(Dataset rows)
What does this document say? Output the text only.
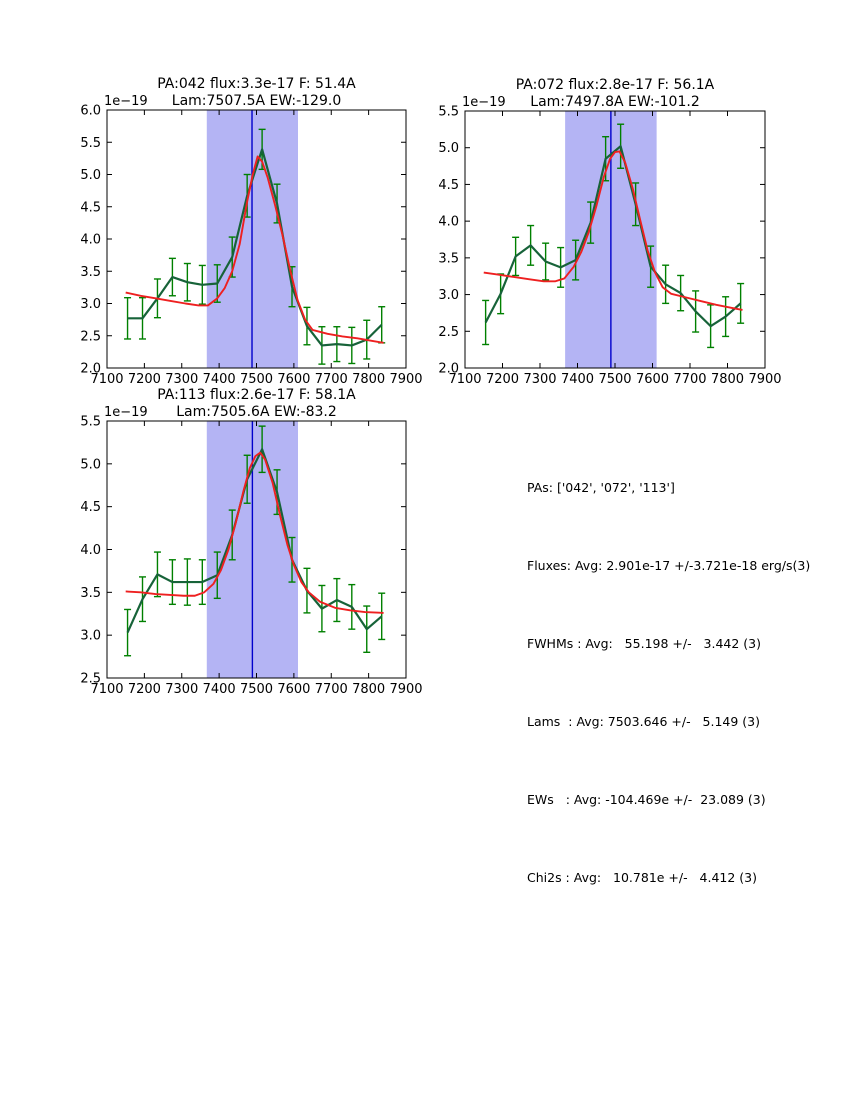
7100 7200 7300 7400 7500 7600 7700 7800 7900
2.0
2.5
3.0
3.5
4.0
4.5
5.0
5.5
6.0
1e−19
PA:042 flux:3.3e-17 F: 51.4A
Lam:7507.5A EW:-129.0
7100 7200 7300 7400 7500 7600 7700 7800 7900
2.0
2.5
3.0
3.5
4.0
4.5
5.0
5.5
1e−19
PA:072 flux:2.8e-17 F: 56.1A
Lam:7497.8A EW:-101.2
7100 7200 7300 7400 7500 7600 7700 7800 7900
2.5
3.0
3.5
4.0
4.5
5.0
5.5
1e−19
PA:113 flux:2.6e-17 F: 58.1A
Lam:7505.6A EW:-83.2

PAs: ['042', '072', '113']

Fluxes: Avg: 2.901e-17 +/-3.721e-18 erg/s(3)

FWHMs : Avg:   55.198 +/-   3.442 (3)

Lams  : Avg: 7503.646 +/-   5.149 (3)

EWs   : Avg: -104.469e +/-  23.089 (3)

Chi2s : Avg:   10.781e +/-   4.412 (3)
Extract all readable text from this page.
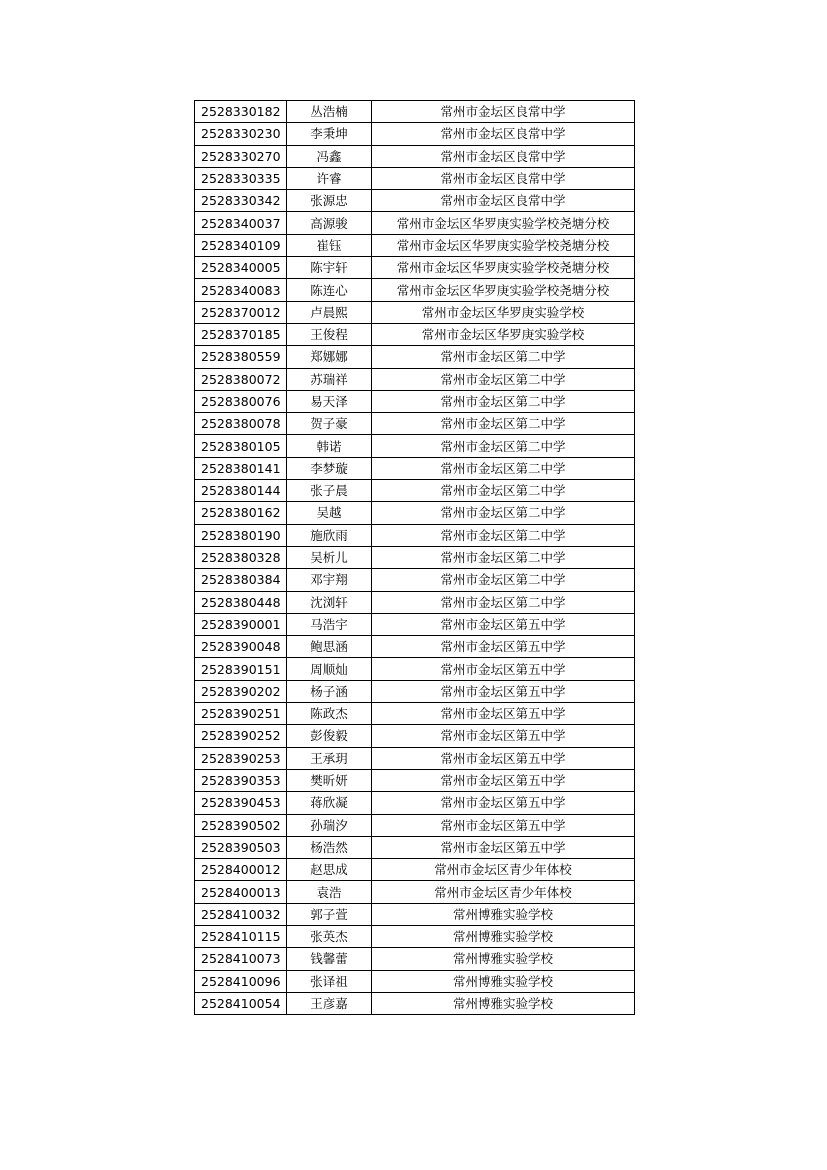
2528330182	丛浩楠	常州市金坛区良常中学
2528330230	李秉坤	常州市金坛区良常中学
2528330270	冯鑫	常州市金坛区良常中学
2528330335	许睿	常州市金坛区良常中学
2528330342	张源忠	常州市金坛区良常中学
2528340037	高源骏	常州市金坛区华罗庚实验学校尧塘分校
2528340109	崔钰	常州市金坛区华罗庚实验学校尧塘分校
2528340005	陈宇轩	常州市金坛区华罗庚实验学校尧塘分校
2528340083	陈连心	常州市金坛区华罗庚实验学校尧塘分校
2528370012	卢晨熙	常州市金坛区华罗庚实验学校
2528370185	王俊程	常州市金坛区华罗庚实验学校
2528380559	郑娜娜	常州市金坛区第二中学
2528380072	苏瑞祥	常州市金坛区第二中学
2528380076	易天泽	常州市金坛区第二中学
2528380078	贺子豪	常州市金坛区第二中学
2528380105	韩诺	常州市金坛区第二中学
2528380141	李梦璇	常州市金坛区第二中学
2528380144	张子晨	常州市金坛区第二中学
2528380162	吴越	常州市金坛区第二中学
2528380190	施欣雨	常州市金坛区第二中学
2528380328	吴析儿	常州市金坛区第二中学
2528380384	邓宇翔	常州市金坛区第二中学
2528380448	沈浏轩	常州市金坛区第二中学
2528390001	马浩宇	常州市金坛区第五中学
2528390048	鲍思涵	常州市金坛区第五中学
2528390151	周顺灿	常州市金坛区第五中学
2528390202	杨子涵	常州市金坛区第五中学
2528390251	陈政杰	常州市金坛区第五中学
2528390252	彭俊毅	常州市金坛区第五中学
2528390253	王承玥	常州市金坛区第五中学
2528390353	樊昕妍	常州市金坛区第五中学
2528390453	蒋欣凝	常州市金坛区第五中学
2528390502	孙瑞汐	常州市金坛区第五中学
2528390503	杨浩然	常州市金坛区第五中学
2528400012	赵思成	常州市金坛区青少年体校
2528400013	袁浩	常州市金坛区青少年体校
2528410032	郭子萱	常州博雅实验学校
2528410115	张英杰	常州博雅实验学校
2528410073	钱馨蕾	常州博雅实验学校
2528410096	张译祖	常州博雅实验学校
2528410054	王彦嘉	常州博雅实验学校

EXERCISE >> Reproduce all entries exactly. Pictures do not belong in the copy.

ANSWER TO THIS EXERCISE >>
What does this document say? Output the text only.
7100 7200 7300 7400 7500 7600 7700 7800 7900
2.0
2.5
3.0
3.5
4.0
4.5
5.0
5.5
6.0
1e−19
PA:042 flux:3.3e-17 F: 51.4A
Lam:7507.5A EW:-129.0
7100 7200 7300 7400 7500 7600 7700 7800 7900
2.0
2.5
3.0
3.5
4.0
4.5
5.0
5.5
1e−19
PA:072 flux:2.8e-17 F: 56.1A
Lam:7497.8A EW:-101.2
7100 7200 7300 7400 7500 7600 7700 7800 7900
2.5
3.0
3.5
4.0
4.5
5.0
5.5
1e−19
PA:113 flux:2.6e-17 F: 58.1A
Lam:7505.6A EW:-83.2

PAs: ['042', '072', '113']

Fluxes: Avg: 2.901e-17 +/-3.721e-18 erg/s(3)

FWHMs : Avg:   55.198 +/-   3.442 (3)

Lams  : Avg: 7503.646 +/-   5.149 (3)

EWs   : Avg: -104.469e +/-  23.089 (3)

Chi2s : Avg:   10.781e +/-   4.412 (3)
Extract all readable text from this page.
2528330182	丛浩楠	常州市金坛区良常中学
2528330230	李秉坤	常州市金坛区良常中学
2528330270	冯鑫	常州市金坛区良常中学
2528330335	许睿	常州市金坛区良常中学
2528330342	张源忠	常州市金坛区良常中学
2528340037	高源骏	常州市金坛区华罗庚实验学校尧塘分校
2528340109	崔钰	常州市金坛区华罗庚实验学校尧塘分校
2528340005	陈宇轩	常州市金坛区华罗庚实验学校尧塘分校
2528340083	陈连心	常州市金坛区华罗庚实验学校尧塘分校
2528370012	卢晨熙	常州市金坛区华罗庚实验学校
2528370185	王俊程	常州市金坛区华罗庚实验学校
2528380559	郑娜娜	常州市金坛区第二中学
2528380072	苏瑞祥	常州市金坛区第二中学
2528380076	易天泽	常州市金坛区第二中学
2528380078	贺子豪	常州市金坛区第二中学
2528380105	韩诺	常州市金坛区第二中学
2528380141	李梦璇	常州市金坛区第二中学
2528380144	张子晨	常州市金坛区第二中学
2528380162	吴越	常州市金坛区第二中学
2528380190	施欣雨	常州市金坛区第二中学
2528380328	吴析儿	常州市金坛区第二中学
2528380384	邓宇翔	常州市金坛区第二中学
2528380448	沈浏轩	常州市金坛区第二中学
2528390001	马浩宇	常州市金坛区第五中学
2528390048	鲍思涵	常州市金坛区第五中学
2528390151	周顺灿	常州市金坛区第五中学
2528390202	杨子涵	常州市金坛区第五中学
2528390251	陈政杰	常州市金坛区第五中学
2528390252	彭俊毅	常州市金坛区第五中学
2528390253	王承玥	常州市金坛区第五中学
2528390353	樊昕妍	常州市金坛区第五中学
2528390453	蒋欣凝	常州市金坛区第五中学
2528390502	孙瑞汐	常州市金坛区第五中学
2528390503	杨浩然	常州市金坛区第五中学
2528400012	赵思成	常州市金坛区青少年体校
2528400013	袁浩	常州市金坛区青少年体校
2528410032	郭子萱	常州博雅实验学校
2528410115	张英杰	常州博雅实验学校
2528410073	钱馨蕾	常州博雅实验学校
2528410096	张译祖	常州博雅实验学校
2528410054	王彦嘉	常州博雅实验学校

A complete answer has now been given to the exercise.